BEGIN Supplied records

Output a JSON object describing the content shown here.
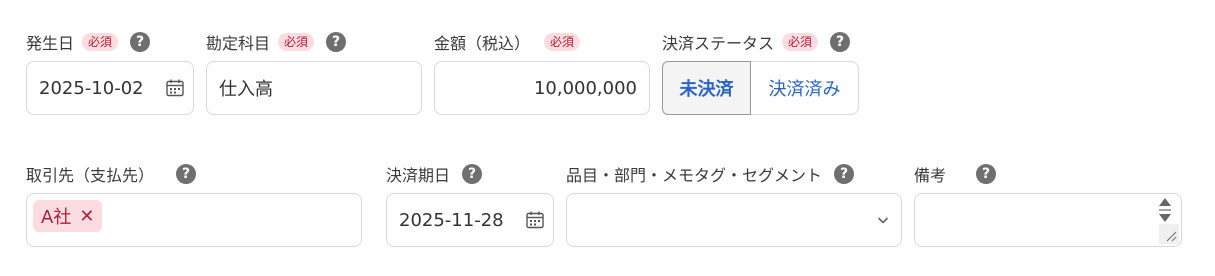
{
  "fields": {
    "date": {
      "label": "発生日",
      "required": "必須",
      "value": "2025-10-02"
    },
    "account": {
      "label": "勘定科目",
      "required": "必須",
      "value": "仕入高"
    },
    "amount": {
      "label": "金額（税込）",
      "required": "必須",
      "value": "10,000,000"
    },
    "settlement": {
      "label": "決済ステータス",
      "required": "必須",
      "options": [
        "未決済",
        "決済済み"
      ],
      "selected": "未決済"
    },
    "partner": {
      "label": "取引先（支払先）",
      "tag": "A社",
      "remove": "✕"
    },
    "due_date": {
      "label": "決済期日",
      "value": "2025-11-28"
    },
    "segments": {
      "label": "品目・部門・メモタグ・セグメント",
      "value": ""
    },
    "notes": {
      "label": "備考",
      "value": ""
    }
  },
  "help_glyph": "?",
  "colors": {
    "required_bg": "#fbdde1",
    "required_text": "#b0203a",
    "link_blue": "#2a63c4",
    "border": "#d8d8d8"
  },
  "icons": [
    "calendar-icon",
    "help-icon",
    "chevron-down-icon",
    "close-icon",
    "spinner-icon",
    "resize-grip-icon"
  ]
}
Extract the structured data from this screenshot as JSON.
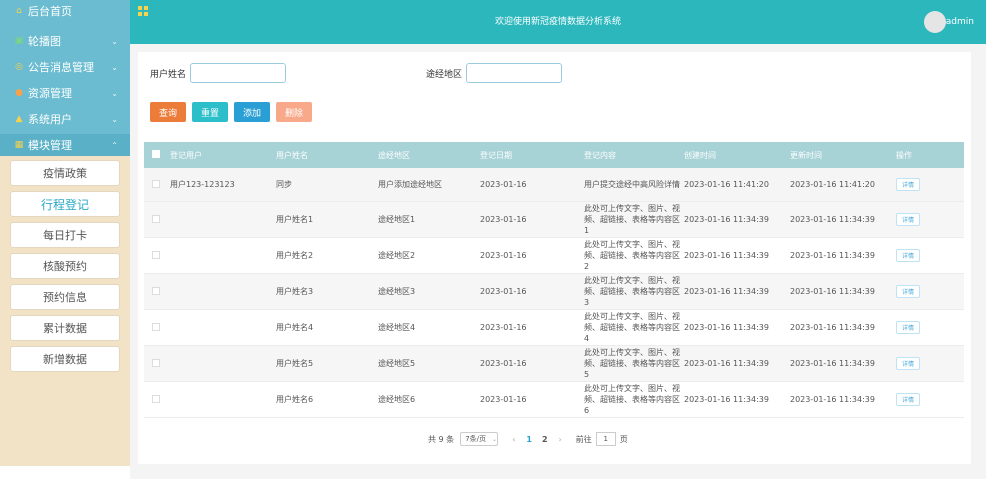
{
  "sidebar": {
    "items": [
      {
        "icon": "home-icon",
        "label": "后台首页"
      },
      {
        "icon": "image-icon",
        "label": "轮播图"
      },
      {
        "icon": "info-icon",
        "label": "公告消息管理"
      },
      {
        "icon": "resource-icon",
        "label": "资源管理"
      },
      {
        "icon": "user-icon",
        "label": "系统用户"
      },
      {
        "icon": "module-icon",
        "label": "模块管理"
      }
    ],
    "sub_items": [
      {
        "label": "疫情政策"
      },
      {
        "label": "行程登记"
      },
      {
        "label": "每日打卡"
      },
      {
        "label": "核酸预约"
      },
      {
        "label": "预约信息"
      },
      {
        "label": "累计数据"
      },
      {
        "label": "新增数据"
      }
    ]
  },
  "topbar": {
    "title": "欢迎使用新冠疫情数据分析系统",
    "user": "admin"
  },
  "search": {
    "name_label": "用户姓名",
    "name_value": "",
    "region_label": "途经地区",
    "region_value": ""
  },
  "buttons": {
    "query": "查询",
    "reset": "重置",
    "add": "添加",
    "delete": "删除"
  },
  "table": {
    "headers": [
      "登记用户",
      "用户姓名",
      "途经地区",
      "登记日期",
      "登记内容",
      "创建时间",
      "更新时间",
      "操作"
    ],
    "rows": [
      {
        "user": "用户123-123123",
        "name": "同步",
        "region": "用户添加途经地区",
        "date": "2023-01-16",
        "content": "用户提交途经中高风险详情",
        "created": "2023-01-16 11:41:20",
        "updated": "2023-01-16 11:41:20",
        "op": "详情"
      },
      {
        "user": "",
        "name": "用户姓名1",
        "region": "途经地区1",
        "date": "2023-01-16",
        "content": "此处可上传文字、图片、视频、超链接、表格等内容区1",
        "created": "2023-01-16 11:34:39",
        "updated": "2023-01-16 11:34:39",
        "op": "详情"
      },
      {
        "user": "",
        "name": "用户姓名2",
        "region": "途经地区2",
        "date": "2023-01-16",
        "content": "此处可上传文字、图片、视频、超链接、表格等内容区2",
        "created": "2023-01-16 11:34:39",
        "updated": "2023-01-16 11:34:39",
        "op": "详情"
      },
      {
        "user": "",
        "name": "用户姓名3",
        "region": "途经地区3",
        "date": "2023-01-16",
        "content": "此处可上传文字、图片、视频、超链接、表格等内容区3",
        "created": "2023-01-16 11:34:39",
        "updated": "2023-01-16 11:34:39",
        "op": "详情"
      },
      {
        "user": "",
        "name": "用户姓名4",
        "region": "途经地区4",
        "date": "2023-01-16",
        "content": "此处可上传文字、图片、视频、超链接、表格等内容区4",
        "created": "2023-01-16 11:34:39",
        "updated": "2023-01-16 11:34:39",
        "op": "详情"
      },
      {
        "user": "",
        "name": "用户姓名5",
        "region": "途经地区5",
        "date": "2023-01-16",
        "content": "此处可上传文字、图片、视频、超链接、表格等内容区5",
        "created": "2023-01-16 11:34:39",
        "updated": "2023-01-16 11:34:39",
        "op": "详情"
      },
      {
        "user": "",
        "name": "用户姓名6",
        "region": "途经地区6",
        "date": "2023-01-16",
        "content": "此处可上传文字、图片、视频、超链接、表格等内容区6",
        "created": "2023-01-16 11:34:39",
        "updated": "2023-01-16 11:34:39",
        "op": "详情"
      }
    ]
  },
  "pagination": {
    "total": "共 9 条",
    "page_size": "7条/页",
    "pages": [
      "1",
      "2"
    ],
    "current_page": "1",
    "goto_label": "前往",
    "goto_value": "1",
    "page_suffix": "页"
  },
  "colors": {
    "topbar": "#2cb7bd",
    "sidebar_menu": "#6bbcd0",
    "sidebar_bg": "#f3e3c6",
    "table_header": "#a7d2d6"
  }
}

END Supplied records

What this task involves: Take the entries shown above and quote them verbatim, passing over the pictures.

Output of the exercise:
Output a JSON object describing the content shown here.
{
  "fields": {
    "date": {
      "label": "発生日",
      "required": "必須",
      "value": "2025-10-02"
    },
    "account": {
      "label": "勘定科目",
      "required": "必須",
      "value": "仕入高"
    },
    "amount": {
      "label": "金額（税込）",
      "required": "必須",
      "value": "10,000,000"
    },
    "settlement": {
      "label": "決済ステータス",
      "required": "必須",
      "options": [
        "未決済",
        "決済済み"
      ],
      "selected": "未決済"
    },
    "partner": {
      "label": "取引先（支払先）",
      "tag": "A社",
      "remove": "✕"
    },
    "due_date": {
      "label": "決済期日",
      "value": "2025-11-28"
    },
    "segments": {
      "label": "品目・部門・メモタグ・セグメント",
      "value": ""
    },
    "notes": {
      "label": "備考",
      "value": ""
    }
  },
  "help_glyph": "?",
  "colors": {
    "required_bg": "#fbdde1",
    "required_text": "#b0203a",
    "link_blue": "#2a63c4",
    "border": "#d8d8d8"
  },
  "icons": [
    "calendar-icon",
    "help-icon",
    "chevron-down-icon",
    "close-icon",
    "spinner-icon",
    "resize-grip-icon"
  ]
}
Extract the structured data from this screenshot as JSON.
{
  "sidebar": {
    "items": [
      {
        "icon": "home-icon",
        "label": "后台首页"
      },
      {
        "icon": "image-icon",
        "label": "轮播图"
      },
      {
        "icon": "info-icon",
        "label": "公告消息管理"
      },
      {
        "icon": "resource-icon",
        "label": "资源管理"
      },
      {
        "icon": "user-icon",
        "label": "系统用户"
      },
      {
        "icon": "module-icon",
        "label": "模块管理"
      }
    ],
    "sub_items": [
      {
        "label": "疫情政策"
      },
      {
        "label": "行程登记"
      },
      {
        "label": "每日打卡"
      },
      {
        "label": "核酸预约"
      },
      {
        "label": "预约信息"
      },
      {
        "label": "累计数据"
      },
      {
        "label": "新增数据"
      }
    ]
  },
  "topbar": {
    "title": "欢迎使用新冠疫情数据分析系统",
    "user": "admin"
  },
  "search": {
    "name_label": "用户姓名",
    "name_value": "",
    "region_label": "途经地区",
    "region_value": ""
  },
  "buttons": {
    "query": "查询",
    "reset": "重置",
    "add": "添加",
    "delete": "删除"
  },
  "table": {
    "headers": [
      "登记用户",
      "用户姓名",
      "途经地区",
      "登记日期",
      "登记内容",
      "创建时间",
      "更新时间",
      "操作"
    ],
    "rows": [
      {
        "user": "用户123-123123",
        "name": "同步",
        "region": "用户添加途经地区",
        "date": "2023-01-16",
        "content": "用户提交途经中高风险详情",
        "created": "2023-01-16 11:41:20",
        "updated": "2023-01-16 11:41:20",
        "op": "详情"
      },
      {
        "user": "",
        "name": "用户姓名1",
        "region": "途经地区1",
        "date": "2023-01-16",
        "content": "此处可上传文字、图片、视频、超链接、表格等内容区1",
        "created": "2023-01-16 11:34:39",
        "updated": "2023-01-16 11:34:39",
        "op": "详情"
      },
      {
        "user": "",
        "name": "用户姓名2",
        "region": "途经地区2",
        "date": "2023-01-16",
        "content": "此处可上传文字、图片、视频、超链接、表格等内容区2",
        "created": "2023-01-16 11:34:39",
        "updated": "2023-01-16 11:34:39",
        "op": "详情"
      },
      {
        "user": "",
        "name": "用户姓名3",
        "region": "途经地区3",
        "date": "2023-01-16",
        "content": "此处可上传文字、图片、视频、超链接、表格等内容区3",
        "created": "2023-01-16 11:34:39",
        "updated": "2023-01-16 11:34:39",
        "op": "详情"
      },
      {
        "user": "",
        "name": "用户姓名4",
        "region": "途经地区4",
        "date": "2023-01-16",
        "content": "此处可上传文字、图片、视频、超链接、表格等内容区4",
        "created": "2023-01-16 11:34:39",
        "updated": "2023-01-16 11:34:39",
        "op": "详情"
      },
      {
        "user": "",
        "name": "用户姓名5",
        "region": "途经地区5",
        "date": "2023-01-16",
        "content": "此处可上传文字、图片、视频、超链接、表格等内容区5",
        "created": "2023-01-16 11:34:39",
        "updated": "2023-01-16 11:34:39",
        "op": "详情"
      },
      {
        "user": "",
        "name": "用户姓名6",
        "region": "途经地区6",
        "date": "2023-01-16",
        "content": "此处可上传文字、图片、视频、超链接、表格等内容区6",
        "created": "2023-01-16 11:34:39",
        "updated": "2023-01-16 11:34:39",
        "op": "详情"
      }
    ]
  },
  "pagination": {
    "total": "共 9 条",
    "page_size": "7条/页",
    "pages": [
      "1",
      "2"
    ],
    "current_page": "1",
    "goto_label": "前往",
    "goto_value": "1",
    "page_suffix": "页"
  },
  "colors": {
    "topbar": "#2cb7bd",
    "sidebar_menu": "#6bbcd0",
    "sidebar_bg": "#f3e3c6",
    "table_header": "#a7d2d6"
  }
}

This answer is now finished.